*Task description:* Your answer is a single number: how many lines hold the word "John"?

*Given records:*
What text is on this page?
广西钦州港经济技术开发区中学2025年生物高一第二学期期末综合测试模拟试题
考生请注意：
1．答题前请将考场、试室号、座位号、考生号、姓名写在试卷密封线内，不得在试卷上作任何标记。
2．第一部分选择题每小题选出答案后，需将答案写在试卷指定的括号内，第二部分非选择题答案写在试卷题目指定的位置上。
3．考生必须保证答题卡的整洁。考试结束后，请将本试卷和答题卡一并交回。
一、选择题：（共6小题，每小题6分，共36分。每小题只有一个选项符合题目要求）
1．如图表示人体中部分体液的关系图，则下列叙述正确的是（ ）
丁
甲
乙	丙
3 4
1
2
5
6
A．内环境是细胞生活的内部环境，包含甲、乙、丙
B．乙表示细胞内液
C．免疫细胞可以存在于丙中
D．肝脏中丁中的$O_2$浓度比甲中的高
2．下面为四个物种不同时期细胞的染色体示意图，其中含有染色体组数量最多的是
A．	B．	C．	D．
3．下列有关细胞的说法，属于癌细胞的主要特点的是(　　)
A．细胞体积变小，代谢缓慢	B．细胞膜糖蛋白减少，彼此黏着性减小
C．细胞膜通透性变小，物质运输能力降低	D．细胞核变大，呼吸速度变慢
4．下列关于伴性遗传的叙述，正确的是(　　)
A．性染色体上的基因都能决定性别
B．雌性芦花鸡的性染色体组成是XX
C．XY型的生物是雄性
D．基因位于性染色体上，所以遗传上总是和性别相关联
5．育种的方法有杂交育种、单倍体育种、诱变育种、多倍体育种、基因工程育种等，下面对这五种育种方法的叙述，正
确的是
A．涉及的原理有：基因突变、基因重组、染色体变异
==
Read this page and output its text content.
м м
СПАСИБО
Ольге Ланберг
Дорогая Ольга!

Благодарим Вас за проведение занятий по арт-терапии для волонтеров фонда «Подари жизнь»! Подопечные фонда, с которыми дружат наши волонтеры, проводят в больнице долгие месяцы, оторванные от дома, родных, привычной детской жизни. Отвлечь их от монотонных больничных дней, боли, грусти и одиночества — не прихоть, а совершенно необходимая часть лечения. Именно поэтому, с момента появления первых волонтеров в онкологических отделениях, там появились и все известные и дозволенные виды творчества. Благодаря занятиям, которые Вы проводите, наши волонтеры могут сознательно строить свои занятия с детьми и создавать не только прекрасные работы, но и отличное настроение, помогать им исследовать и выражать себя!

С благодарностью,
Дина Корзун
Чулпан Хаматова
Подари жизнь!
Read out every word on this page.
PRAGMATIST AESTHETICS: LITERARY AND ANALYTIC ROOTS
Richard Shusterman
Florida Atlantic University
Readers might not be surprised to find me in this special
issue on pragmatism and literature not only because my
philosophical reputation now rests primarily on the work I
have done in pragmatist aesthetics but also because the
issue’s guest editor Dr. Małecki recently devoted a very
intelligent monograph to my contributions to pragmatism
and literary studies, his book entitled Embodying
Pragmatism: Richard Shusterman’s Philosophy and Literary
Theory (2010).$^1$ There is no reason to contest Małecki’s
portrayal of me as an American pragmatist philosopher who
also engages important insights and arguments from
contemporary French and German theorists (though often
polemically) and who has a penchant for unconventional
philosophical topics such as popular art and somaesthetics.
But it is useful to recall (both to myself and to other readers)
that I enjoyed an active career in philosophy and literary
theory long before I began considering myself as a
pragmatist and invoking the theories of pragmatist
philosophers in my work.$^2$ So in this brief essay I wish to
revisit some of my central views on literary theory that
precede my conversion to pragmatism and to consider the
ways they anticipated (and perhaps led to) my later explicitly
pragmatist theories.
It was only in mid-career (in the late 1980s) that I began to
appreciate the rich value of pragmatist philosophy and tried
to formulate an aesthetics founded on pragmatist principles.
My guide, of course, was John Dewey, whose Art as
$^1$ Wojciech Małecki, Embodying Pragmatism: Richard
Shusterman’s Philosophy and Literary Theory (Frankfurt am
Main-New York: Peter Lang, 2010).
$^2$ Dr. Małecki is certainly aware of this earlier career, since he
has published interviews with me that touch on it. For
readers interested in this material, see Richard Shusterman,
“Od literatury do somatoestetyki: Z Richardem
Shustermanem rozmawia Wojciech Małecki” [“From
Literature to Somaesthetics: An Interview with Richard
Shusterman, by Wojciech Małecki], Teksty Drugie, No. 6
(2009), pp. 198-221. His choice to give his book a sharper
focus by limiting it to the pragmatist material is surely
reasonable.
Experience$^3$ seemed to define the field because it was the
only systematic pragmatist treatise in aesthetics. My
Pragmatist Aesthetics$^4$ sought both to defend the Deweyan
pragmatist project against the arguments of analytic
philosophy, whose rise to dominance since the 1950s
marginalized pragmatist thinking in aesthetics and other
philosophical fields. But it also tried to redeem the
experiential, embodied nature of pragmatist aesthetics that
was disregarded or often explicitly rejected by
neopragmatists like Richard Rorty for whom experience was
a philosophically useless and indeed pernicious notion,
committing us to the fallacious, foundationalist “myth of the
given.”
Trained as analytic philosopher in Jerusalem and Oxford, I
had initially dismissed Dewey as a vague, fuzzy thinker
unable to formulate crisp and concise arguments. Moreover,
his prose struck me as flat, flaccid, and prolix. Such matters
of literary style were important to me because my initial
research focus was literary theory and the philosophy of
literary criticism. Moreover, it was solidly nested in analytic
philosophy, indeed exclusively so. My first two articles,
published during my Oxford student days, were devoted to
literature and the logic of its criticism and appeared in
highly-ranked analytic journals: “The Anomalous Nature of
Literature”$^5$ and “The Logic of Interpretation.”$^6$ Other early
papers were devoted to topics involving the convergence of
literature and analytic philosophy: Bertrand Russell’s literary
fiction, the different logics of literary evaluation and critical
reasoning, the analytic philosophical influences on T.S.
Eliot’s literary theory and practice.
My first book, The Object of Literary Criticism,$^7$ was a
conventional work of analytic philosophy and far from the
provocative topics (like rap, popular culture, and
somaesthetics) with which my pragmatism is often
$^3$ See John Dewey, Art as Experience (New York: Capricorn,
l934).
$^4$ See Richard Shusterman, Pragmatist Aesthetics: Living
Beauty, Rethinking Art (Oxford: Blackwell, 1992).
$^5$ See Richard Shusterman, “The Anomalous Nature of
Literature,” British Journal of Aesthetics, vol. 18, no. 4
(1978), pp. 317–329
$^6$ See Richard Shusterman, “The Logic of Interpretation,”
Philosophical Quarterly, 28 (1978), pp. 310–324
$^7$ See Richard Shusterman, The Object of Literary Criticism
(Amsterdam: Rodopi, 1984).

*Right answer:* 2